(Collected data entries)
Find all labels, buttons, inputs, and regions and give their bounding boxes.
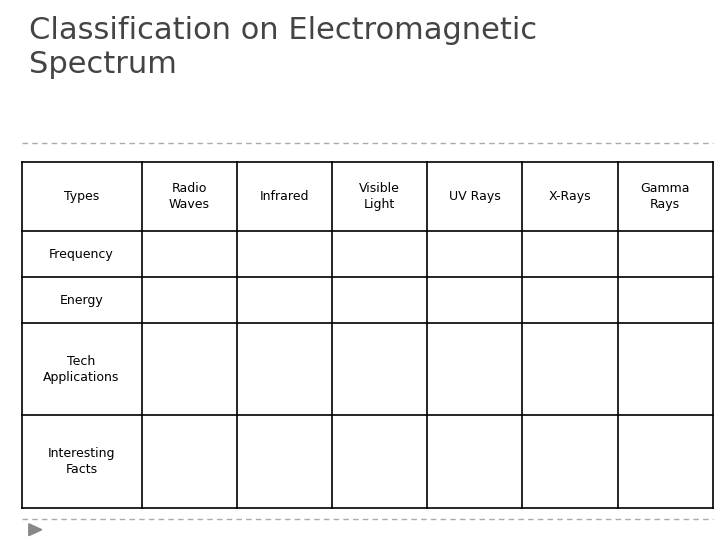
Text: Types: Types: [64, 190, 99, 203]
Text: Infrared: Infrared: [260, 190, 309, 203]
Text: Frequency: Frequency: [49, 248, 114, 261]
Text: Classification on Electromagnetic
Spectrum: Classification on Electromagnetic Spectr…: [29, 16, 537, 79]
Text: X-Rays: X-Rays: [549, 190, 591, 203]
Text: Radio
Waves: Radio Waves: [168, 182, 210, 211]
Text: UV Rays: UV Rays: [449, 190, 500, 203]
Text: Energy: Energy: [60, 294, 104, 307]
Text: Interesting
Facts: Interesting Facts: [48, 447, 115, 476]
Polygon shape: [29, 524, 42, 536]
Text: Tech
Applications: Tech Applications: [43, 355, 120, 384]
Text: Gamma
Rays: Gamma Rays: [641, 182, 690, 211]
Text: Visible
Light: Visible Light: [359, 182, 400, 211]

§ SET EXERCISE:
Reproduce the rows above, switching "Types" to "Categories" wherever it appears and keeping everything else the same. Leave the pictures out of your answer.

§ RESULT OF THIS TASK:
Find all labels, buttons, inputs, and regions and give their bounding boxes.
Text: Categories: Categories: [64, 190, 99, 203]
Text: Infrared: Infrared: [260, 190, 309, 203]
Text: Frequency: Frequency: [49, 248, 114, 261]
Text: Classification on Electromagnetic
Spectrum: Classification on Electromagnetic Spectr…: [29, 16, 537, 79]
Text: X-Rays: X-Rays: [549, 190, 591, 203]
Text: Radio
Waves: Radio Waves: [168, 182, 210, 211]
Text: UV Rays: UV Rays: [449, 190, 500, 203]
Text: Energy: Energy: [60, 294, 104, 307]
Text: Interesting
Facts: Interesting Facts: [48, 447, 115, 476]
Polygon shape: [29, 524, 42, 536]
Text: Tech
Applications: Tech Applications: [43, 355, 120, 384]
Text: Gamma
Rays: Gamma Rays: [641, 182, 690, 211]
Text: Visible
Light: Visible Light: [359, 182, 400, 211]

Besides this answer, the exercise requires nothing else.